* Task to carry out: Which lines have the string "Answer"? Copy all of them from the entries below.

* Recorded data:

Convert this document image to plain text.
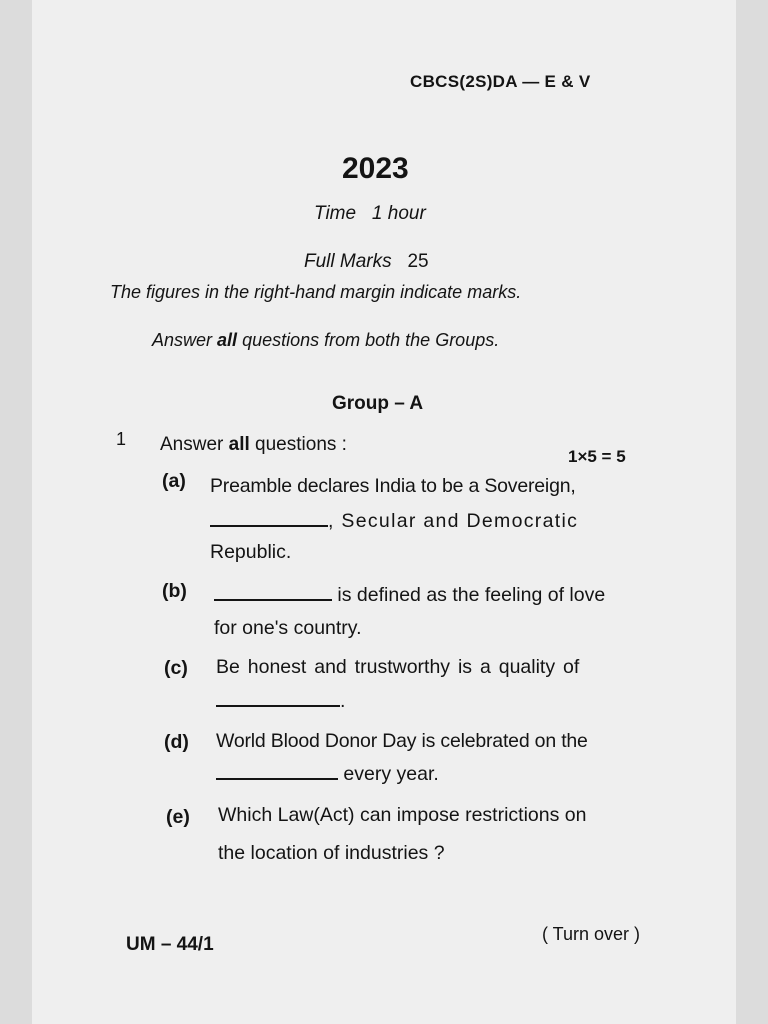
CBCS(2S)DA — E & V
2023
Time 1 hour
Full Marks 25
The figures in the right-hand margin indicate marks.
Answer all questions from both the Groups.
Group – A
1 Answer all questions :
1×5 = 5
(a) Preamble declares India to be a Sovereign,
, Secular and Democratic
Republic.
(b)	is defined as the feeling of love
for one's country.
(c) Be honest and trustworthy is a quality of
.
(d) World Blood Donor Day is celebrated on the
every year.
(e) Which Law(Act) can impose restrictions on
the location of industries ?
UM – 44/1	( Turn over )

* Written solution:
Answer all questions from both the Groups.
1 Answer all questions :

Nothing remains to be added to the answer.